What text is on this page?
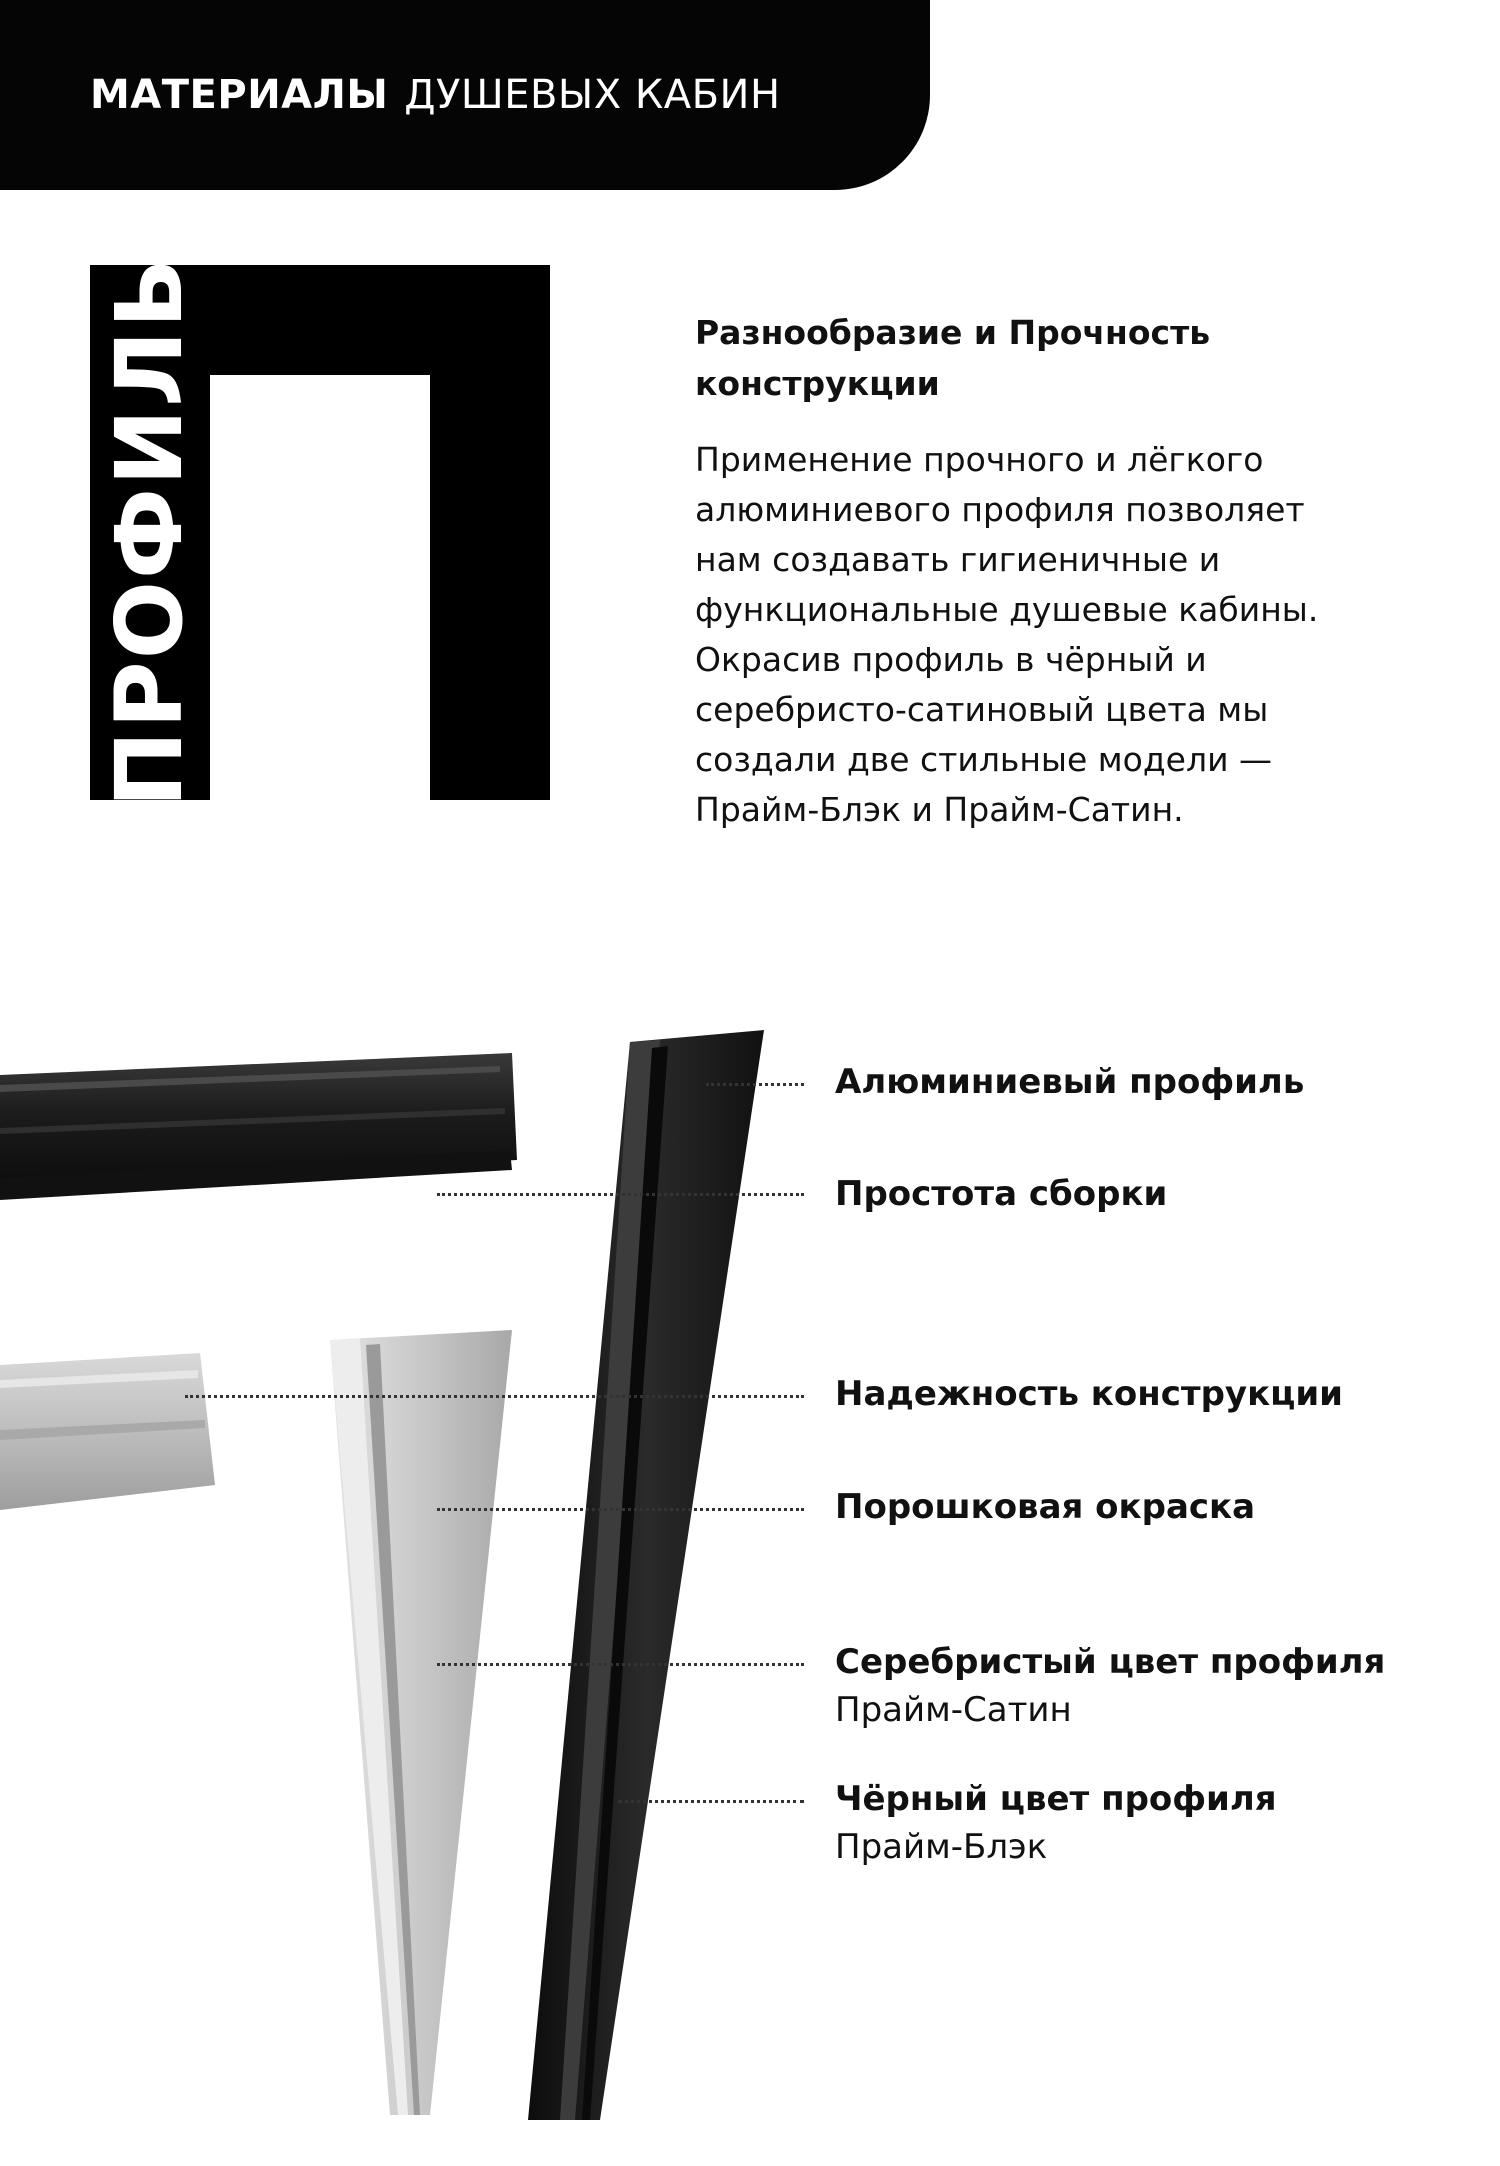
МАТЕРИАЛЫ ДУШЕВЫХ КАБИН
ПРОФИЛЬ	Разнообразие и Прочность
конструкции
Применение прочного и лёгкого
алюминиевого профиля позволяет
нам создавать гигиеничные и
функциональные душевые кабины.
Окрасив профиль в чёрный и
серебристо-сатиновый цвета мы
создали две стильные модели —
Прайм-Блэк и Прайм-Сатин.
Алюминиевый профиль
Простота сборки
Надежность конструкции
Порошковая окраска
Серебристый цвет профиля
Прайм-Сатин
Чёрный цвет профиля
Прайм-Блэк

→ What is asked: Determine how many lines in the listing above hold the string "профиля", then write only the number.

→ Solution for this problem: 3